● YOUR OBJECTIVE
Restate all of the data exactly.
——
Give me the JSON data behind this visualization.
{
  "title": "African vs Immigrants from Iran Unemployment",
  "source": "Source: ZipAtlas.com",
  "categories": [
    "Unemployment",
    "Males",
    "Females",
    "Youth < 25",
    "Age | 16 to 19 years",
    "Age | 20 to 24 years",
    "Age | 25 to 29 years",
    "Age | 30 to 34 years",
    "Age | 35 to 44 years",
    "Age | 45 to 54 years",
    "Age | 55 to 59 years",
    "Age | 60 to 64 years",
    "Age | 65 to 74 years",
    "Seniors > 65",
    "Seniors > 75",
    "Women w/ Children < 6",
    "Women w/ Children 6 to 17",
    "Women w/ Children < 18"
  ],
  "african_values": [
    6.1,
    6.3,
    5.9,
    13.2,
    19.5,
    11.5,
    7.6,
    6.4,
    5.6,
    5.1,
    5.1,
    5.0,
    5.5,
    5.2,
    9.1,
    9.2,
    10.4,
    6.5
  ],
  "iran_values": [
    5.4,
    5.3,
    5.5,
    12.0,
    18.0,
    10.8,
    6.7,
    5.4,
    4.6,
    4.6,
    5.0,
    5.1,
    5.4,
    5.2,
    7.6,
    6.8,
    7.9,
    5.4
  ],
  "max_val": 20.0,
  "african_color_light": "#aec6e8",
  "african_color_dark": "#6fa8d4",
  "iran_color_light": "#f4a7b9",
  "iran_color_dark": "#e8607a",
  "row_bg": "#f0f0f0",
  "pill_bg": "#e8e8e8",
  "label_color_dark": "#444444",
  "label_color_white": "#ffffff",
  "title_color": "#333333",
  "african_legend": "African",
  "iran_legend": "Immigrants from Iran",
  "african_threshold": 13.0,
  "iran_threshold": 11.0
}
——
● THE OUTPUT
Give me the JSON data behind this visualization.
{
  "title": "African vs Immigrants from Iran Unemployment",
  "source": "Source: ZipAtlas.com",
  "categories": [
    "Unemployment",
    "Males",
    "Females",
    "Youth < 25",
    "Age | 16 to 19 years",
    "Age | 20 to 24 years",
    "Age | 25 to 29 years",
    "Age | 30 to 34 years",
    "Age | 35 to 44 years",
    "Age | 45 to 54 years",
    "Age | 55 to 59 years",
    "Age | 60 to 64 years",
    "Age | 65 to 74 years",
    "Seniors > 65",
    "Seniors > 75",
    "Women w/ Children < 6",
    "Women w/ Children 6 to 17",
    "Women w/ Children < 18"
  ],
  "african_values": [
    6.1,
    6.3,
    5.9,
    13.2,
    19.5,
    11.5,
    7.6,
    6.4,
    5.6,
    5.1,
    5.1,
    5.0,
    5.5,
    5.2,
    9.1,
    9.2,
    10.4,
    6.5
  ],
  "iran_values": [
    5.4,
    5.3,
    5.5,
    12.0,
    18.0,
    10.8,
    6.7,
    5.4,
    4.6,
    4.6,
    5.0,
    5.1,
    5.4,
    5.2,
    7.6,
    6.8,
    7.9,
    5.4
  ],
  "max_val": 20.0,
  "african_color_light": "#aec6e8",
  "african_color_dark": "#6fa8d4",
  "iran_color_light": "#f4a7b9",
  "iran_color_dark": "#e8607a",
  "row_bg": "#f0f0f0",
  "pill_bg": "#e8e8e8",
  "label_color_dark": "#444444",
  "label_color_white": "#ffffff",
  "title_color": "#333333",
  "african_legend": "African",
  "iran_legend": "Immigrants from Iran",
  "african_threshold": 13.0,
  "iran_threshold": 11.0
}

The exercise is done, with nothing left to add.